_GIVEN RECORDS_:
━━━━━━

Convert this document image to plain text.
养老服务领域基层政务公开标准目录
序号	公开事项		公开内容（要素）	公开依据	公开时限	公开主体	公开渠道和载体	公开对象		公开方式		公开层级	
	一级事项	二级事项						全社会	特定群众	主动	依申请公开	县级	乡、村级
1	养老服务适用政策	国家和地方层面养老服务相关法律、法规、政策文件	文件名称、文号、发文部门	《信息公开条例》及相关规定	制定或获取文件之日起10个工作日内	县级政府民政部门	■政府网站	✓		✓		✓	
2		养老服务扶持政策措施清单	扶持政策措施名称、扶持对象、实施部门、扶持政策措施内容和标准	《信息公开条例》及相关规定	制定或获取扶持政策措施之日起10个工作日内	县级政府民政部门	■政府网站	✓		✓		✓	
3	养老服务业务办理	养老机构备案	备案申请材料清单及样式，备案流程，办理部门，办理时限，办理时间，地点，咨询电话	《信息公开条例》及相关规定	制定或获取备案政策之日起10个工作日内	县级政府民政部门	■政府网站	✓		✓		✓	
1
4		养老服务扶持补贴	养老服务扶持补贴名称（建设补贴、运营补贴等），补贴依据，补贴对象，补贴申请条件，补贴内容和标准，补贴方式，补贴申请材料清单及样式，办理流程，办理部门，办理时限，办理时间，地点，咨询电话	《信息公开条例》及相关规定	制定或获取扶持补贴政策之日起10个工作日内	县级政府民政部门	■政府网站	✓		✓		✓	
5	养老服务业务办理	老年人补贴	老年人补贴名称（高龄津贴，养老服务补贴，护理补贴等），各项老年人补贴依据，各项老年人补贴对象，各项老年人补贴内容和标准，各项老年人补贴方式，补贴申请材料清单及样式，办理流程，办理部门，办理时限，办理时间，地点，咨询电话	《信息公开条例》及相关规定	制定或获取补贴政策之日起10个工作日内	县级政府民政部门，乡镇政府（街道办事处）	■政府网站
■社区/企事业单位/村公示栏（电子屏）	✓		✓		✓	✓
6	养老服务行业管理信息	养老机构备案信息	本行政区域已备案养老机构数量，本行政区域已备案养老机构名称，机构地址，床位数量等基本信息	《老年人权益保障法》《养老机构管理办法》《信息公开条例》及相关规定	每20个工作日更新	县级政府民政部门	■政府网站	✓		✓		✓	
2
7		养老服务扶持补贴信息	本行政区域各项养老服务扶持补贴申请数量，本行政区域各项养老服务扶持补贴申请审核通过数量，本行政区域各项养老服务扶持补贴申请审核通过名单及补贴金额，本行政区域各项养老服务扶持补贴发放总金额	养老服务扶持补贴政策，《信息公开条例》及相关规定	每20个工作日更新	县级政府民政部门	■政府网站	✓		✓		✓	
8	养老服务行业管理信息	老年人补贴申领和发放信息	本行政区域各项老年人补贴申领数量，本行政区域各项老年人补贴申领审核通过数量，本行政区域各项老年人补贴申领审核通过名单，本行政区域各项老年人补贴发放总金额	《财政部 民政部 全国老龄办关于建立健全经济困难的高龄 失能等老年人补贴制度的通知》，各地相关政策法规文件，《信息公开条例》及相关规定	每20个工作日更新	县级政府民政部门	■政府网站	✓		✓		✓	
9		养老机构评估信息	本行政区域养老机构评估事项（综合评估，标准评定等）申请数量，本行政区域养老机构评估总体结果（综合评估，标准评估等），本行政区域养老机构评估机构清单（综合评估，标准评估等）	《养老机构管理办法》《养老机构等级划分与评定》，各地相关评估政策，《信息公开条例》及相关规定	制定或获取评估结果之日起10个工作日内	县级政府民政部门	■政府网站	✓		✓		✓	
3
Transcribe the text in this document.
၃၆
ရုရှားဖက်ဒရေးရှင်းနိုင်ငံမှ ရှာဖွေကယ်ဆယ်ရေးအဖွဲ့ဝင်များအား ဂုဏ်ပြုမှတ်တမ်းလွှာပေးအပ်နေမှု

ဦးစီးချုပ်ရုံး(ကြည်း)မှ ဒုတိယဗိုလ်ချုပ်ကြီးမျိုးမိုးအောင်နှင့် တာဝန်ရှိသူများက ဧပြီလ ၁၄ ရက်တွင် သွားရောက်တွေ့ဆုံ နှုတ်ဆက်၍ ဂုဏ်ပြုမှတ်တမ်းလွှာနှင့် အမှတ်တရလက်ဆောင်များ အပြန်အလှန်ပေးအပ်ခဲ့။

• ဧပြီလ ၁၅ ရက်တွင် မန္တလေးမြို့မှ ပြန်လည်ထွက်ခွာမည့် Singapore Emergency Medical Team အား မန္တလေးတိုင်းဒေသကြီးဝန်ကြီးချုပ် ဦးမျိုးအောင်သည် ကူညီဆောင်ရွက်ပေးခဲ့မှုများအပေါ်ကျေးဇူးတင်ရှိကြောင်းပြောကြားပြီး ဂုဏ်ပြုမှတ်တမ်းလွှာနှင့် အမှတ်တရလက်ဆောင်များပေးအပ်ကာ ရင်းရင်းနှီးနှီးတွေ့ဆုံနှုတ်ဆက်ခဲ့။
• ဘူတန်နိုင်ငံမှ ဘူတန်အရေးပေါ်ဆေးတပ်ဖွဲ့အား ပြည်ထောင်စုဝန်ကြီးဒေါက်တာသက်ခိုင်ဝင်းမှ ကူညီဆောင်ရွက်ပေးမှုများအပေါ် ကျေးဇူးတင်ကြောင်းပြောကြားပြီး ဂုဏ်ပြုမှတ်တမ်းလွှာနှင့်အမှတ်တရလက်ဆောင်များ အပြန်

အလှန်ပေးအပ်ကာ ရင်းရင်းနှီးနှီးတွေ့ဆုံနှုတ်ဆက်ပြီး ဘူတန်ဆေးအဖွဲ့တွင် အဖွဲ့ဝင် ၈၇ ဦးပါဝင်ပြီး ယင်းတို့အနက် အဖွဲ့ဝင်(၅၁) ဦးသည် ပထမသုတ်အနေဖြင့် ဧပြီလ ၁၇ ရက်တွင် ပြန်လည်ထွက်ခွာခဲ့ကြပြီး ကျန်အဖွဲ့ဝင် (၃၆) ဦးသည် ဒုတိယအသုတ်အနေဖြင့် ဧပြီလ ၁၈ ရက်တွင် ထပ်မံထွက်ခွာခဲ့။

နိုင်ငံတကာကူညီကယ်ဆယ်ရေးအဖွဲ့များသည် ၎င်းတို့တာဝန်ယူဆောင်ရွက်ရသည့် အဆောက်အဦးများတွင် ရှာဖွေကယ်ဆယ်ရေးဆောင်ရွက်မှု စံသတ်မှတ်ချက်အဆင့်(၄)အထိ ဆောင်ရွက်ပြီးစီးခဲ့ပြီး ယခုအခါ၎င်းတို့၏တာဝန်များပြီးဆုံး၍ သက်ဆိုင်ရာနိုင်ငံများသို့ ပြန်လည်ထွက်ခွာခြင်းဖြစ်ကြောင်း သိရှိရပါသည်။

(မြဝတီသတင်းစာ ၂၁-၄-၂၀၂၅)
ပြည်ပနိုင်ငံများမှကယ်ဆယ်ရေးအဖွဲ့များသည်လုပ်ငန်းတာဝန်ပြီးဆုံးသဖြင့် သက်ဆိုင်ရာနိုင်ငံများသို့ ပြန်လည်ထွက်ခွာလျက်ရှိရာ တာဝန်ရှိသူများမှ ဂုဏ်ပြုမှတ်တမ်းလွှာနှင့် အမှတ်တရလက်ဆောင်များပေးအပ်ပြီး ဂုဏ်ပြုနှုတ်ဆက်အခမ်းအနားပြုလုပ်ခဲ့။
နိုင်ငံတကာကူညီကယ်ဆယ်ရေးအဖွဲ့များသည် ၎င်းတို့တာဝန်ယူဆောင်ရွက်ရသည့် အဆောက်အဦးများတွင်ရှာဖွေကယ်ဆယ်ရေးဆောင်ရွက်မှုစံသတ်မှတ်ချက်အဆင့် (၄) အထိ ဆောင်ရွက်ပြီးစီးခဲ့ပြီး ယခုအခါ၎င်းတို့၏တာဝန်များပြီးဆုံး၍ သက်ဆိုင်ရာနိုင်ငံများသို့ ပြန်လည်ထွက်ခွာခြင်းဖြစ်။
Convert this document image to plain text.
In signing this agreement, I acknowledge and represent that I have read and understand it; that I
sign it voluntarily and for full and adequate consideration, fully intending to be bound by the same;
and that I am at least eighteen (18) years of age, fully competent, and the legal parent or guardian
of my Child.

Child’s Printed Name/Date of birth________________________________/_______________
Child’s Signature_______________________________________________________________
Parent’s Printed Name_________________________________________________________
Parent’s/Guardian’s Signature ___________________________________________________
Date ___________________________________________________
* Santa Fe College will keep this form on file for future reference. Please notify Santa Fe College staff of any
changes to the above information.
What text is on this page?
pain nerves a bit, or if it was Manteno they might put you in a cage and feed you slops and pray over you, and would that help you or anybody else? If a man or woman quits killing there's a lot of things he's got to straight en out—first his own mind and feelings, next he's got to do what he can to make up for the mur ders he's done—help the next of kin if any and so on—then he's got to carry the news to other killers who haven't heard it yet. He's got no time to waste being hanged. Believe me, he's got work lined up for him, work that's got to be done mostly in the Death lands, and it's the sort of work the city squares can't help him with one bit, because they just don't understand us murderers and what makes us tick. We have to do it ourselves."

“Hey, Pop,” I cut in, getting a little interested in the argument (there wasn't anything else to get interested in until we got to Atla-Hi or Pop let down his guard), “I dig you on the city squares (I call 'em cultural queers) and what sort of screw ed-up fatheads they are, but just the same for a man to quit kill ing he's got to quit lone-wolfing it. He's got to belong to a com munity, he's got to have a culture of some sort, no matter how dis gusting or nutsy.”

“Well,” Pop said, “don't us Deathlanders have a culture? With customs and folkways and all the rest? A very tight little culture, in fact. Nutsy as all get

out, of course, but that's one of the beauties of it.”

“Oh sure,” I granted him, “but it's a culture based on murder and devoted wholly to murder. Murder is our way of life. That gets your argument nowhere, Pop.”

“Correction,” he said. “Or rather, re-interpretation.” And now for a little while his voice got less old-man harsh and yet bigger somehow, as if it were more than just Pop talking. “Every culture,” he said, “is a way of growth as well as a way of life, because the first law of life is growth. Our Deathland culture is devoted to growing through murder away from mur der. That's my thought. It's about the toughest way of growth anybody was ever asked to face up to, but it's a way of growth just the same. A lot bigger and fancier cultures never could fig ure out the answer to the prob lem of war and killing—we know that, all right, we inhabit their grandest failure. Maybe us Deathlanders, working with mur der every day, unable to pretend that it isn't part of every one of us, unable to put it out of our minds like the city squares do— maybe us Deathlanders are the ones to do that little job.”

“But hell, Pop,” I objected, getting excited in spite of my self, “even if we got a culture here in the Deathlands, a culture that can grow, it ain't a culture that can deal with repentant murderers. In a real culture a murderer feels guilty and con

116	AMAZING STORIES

━━━━━━

_WORK INSTRUCTIONS_: Search the lines above for the string "办理部门", then show every one that has it.

_SOLVED EXERCISE_:
3	养老服务业务办理	养老机构备案	备案申请材料清单及样式，备案流程，办理部门，办理时限，办理时间，地点，咨询电话	《信息公开条例》及相关规定	制定或获取备案政策之日起10个工作日内	县级政府民政部门	■政府网站	✓		✓		✓	
4		养老服务扶持补贴	养老服务扶持补贴名称（建设补贴、运营补贴等），补贴依据，补贴对象，补贴申请条件，补贴内容和标准，补贴方式，补贴申请材料清单及样式，办理流程，办理部门，办理时限，办理时间，地点，咨询电话	《信息公开条例》及相关规定	制定或获取扶持补贴政策之日起10个工作日内	县级政府民政部门	■政府网站	✓		✓		✓	
5	养老服务业务办理	老年人补贴	老年人补贴名称（高龄津贴，养老服务补贴，护理补贴等），各项老年人补贴依据，各项老年人补贴对象，各项老年人补贴内容和标准，各项老年人补贴方式，补贴申请材料清单及样式，办理流程，办理部门，办理时限，办理时间，地点，咨询电话	《信息公开条例》及相关规定	制定或获取补贴政策之日起10个工作日内	县级政府民政部门，乡镇政府（街道办事处）	■政府网站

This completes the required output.